══ Record list

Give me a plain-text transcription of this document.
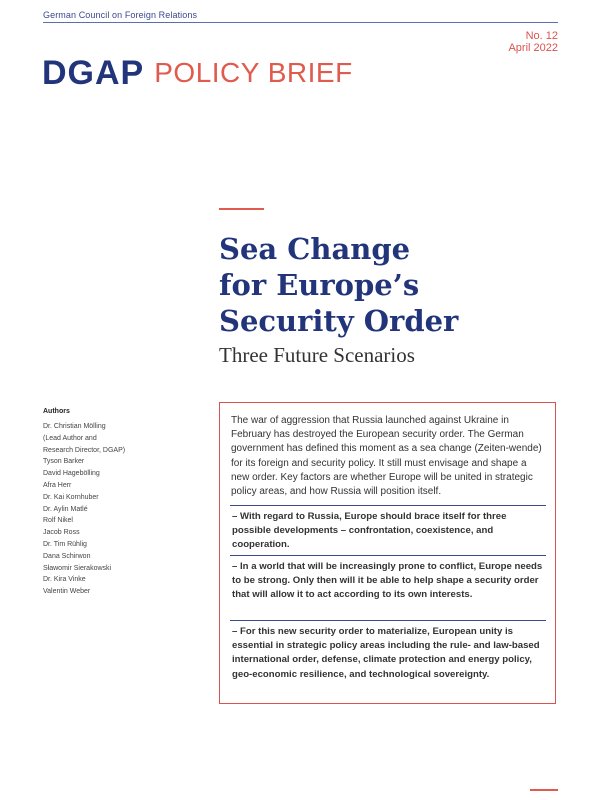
German Council on Foreign Relations
No. 12
April 2022
DGAP POLICY BRIEF
Sea Change
for Europe’s
Security Order
Three Future Scenarios
Authors
Dr. Christian Mölling
(Lead Author and
Research Director, DGAP)
Tyson Barker
David Hagebölling
Afra Herr
Dr. Kai Kornhuber
Dr. Aylin Matlé
Rolf Nikel
Jacob Ross
Dr. Tim Rühlig
Dana Schirwon
Sławomir Sierakowski
Dr. Kira Vinke
Valentin Weber
The war of aggression that Russia launched against Ukraine in February has destroyed the European security order. The German government has defined this moment as a sea change (Zeiten-wende) for its foreign and security policy. It still must envisage and shape a new order. Key factors are whether Europe will be united in strategic policy areas, and how Russia will position itself.
– With regard to Russia, Europe should brace itself for three possible developments – confrontation, coexistence, and cooperation.
– In a world that will be increasingly prone to conflict, Europe needs to be strong. Only then will it be able to help shape a security order that will allow it to act according to its own interests.
– For this new security order to materialize, European unity is essential in strategic policy areas including the rule- and law-based international order, defense, climate protection and energy policy, geo-economic resilience, and technological sovereignty.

════

List every line above containing the word "shape".

_The output_
The war of aggression that Russia launched against Ukraine in February has destroyed the European security order. The German government has defined this moment as a sea change (Zeiten-wende) for its foreign and security policy. It still must envisage and shape a new order. Key factors are whether Europe will be united in strategic policy areas, and how Russia will position itself.
– In a world that will be increasingly prone to conflict, Europe needs to be strong. Only then will it be able to help shape a security order that will allow it to act according to its own interests.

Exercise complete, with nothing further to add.